> Work request A
Could you give again, word for word, the part of the MIBG abstract that begins at the words "METHODS: After quantitative" and stops after "16 healthy volunteers."?
> Work request B
Which groups of people does the MIBG abstract list as studied, and how many people were in each group?

> Extracted text
-*-*-

Assessment of underlying etiology and cardiac sympathetic innervation to identify patients at high risk of cardiac death.

UNLABELLED: Cardiac (123)I-labeled metaiodobenzylguanidine (MIBG) activity has significant incremental prognostic value, but the difference between the long-term prognostic value of MIBG imaging for ischemic cardiomyopathies and the long-term prognostic value of MIBG imaging for idiopathic cardiomyopathies is not clear. This study aimed to determine whether assessment of cardiac (123)I-MIBG activities in ischemic and idiopathic cardiomyopathies have equally prognostic values and whether the kinetics are different because of the underlying etiologies.
METHODS: After quantitative (123)I-MIBG imaging, 76 ischemic and 56 idiopathic cardiomyopathy patients were prospectively followed up for 54 mo. In addition to conventional parameters, cardiac (123)I-MIBG activity was quantified as a heart-to-mediastinum ratio (H/M) for early and late images and the washout kinetics were calculated using tomographic imaging. The data were compared with those obtained from 16 healthy volunteers.

-*-*-

> Provided material

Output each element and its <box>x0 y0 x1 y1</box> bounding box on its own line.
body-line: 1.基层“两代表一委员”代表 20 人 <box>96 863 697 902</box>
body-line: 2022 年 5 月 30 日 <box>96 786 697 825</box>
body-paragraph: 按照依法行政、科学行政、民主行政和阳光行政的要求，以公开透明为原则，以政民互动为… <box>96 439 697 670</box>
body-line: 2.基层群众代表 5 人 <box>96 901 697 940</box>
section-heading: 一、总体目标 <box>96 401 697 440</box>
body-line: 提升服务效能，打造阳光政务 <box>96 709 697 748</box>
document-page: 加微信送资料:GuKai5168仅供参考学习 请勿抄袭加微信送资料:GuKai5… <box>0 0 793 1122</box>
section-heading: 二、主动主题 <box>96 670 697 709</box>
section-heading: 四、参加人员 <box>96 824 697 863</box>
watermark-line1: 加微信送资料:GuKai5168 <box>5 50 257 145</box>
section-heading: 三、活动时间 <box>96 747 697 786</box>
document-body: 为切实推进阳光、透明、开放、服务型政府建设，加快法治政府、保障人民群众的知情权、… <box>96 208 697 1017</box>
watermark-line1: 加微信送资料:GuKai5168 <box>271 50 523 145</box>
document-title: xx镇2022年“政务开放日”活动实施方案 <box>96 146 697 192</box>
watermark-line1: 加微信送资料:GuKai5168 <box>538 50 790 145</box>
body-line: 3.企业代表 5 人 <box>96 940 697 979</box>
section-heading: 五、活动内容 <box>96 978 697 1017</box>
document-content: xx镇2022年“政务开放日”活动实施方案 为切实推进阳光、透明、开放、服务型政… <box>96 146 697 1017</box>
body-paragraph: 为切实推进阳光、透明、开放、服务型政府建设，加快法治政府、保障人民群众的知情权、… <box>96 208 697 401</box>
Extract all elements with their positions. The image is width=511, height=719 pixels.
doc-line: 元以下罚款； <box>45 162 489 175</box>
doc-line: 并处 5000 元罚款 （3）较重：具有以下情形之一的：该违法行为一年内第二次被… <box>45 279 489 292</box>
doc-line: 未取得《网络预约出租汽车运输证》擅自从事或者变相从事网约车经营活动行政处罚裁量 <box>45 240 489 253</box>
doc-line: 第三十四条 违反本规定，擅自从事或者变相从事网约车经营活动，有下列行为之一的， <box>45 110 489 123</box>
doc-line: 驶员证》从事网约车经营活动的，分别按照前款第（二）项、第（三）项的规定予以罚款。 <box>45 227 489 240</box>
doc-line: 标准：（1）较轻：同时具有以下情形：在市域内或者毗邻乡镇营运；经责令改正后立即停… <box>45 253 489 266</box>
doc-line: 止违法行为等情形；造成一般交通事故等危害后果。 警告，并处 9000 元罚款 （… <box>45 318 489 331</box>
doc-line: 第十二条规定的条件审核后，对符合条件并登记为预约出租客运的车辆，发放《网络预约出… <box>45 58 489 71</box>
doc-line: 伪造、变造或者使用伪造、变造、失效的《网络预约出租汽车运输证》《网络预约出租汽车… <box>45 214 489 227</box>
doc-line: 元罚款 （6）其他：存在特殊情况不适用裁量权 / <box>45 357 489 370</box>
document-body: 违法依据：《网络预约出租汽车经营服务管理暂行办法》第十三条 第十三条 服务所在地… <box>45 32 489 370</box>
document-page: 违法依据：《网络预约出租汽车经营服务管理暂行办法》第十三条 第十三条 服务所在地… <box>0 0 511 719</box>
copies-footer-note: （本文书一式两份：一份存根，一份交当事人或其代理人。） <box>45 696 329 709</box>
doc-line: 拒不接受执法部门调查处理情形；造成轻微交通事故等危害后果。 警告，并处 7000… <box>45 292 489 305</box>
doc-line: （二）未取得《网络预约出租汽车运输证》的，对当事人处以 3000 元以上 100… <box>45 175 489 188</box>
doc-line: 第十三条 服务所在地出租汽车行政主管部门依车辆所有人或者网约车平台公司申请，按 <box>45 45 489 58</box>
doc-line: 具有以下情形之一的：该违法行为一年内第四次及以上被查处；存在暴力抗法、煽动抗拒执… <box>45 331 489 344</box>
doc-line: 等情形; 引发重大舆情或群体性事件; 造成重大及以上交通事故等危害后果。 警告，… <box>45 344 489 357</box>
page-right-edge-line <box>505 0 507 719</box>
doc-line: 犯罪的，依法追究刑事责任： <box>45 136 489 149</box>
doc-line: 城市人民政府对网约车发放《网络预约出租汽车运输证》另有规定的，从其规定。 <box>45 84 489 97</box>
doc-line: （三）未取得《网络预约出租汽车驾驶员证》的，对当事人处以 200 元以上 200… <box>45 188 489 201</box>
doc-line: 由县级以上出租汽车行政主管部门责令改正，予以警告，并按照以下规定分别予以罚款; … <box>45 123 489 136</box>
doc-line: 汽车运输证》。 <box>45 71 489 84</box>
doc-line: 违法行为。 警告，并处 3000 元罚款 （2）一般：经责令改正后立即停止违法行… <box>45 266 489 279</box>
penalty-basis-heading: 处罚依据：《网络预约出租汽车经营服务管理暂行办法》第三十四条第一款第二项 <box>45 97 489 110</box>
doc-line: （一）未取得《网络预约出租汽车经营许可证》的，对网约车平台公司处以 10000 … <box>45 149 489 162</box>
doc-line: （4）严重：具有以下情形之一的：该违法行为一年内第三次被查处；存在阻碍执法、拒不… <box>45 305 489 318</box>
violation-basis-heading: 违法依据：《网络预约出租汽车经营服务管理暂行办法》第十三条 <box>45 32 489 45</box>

-*-*-

> Response area A
METHODS: After quantitative (123)I-MIBG imaging, 76 ischemic and 56 idiopathic cardiomyopathy patients were prospectively followed up for 54 mo. In addition to conventional parameters, cardiac (123)I-MIBG activity was quantified as a heart-to-mediastinum ratio (H/M) for early and late images and the washout kinetics were calculated using tomographic imaging. The data were compared with those obtained from 16 healthy volunteers.

> Response area B
- Ischemic cardiomyopathy patients: 76
- Idiopathic cardiomyopathy patients: 56
- Healthy volunteers: 16